AIM: Find the word "clean" in the records below. List each line containing it.
--- START RECORD EXTRACTS ---
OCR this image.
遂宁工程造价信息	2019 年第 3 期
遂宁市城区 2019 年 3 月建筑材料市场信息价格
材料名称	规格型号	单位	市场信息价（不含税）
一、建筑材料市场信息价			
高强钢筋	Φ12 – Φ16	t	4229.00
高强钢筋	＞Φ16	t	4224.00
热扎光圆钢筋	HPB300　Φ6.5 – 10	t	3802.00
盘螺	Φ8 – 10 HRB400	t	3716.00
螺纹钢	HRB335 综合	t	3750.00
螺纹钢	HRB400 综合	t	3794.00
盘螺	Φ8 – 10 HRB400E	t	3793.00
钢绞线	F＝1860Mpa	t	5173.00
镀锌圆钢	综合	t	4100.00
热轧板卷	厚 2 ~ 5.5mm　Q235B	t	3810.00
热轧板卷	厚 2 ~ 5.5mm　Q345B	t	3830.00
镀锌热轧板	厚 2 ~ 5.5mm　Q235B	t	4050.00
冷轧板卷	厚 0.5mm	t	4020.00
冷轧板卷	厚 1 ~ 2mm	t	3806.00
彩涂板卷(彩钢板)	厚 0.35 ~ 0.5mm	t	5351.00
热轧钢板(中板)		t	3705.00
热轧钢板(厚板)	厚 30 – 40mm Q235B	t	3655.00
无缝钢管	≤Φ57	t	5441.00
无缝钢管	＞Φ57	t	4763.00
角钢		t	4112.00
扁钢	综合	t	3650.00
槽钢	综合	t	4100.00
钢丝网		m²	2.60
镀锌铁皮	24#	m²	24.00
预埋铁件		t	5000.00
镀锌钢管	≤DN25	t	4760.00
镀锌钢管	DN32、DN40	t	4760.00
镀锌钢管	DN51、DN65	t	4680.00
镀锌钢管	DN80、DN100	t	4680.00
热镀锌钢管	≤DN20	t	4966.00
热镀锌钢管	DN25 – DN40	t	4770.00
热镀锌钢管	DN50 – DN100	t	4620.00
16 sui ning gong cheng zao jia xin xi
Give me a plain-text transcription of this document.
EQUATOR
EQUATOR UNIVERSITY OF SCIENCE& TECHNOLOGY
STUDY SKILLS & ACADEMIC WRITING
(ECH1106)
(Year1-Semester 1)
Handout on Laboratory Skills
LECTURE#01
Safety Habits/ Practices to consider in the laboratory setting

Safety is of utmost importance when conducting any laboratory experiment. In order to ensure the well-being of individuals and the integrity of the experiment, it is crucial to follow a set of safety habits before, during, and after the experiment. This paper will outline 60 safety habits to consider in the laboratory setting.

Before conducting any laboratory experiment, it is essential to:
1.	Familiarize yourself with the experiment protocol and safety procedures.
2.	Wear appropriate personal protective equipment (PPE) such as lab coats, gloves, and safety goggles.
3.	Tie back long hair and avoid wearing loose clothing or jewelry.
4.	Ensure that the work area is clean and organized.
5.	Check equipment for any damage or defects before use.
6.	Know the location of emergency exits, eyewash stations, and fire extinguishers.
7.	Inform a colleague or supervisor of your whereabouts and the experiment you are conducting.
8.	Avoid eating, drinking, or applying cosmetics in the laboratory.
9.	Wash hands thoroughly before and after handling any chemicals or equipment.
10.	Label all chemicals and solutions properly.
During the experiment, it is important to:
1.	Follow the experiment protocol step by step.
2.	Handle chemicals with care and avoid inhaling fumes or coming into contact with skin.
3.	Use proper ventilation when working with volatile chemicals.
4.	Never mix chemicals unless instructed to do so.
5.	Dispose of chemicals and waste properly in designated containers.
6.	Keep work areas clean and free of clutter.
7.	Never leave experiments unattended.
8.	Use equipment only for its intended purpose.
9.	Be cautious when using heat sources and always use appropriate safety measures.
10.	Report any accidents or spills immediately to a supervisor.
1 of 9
--- END RECORD EXTRACTS ---
PROBLEM SOLUTION:
4.	Ensure that the work area is clean and organized.
6.	Keep work areas clean and free of clutter.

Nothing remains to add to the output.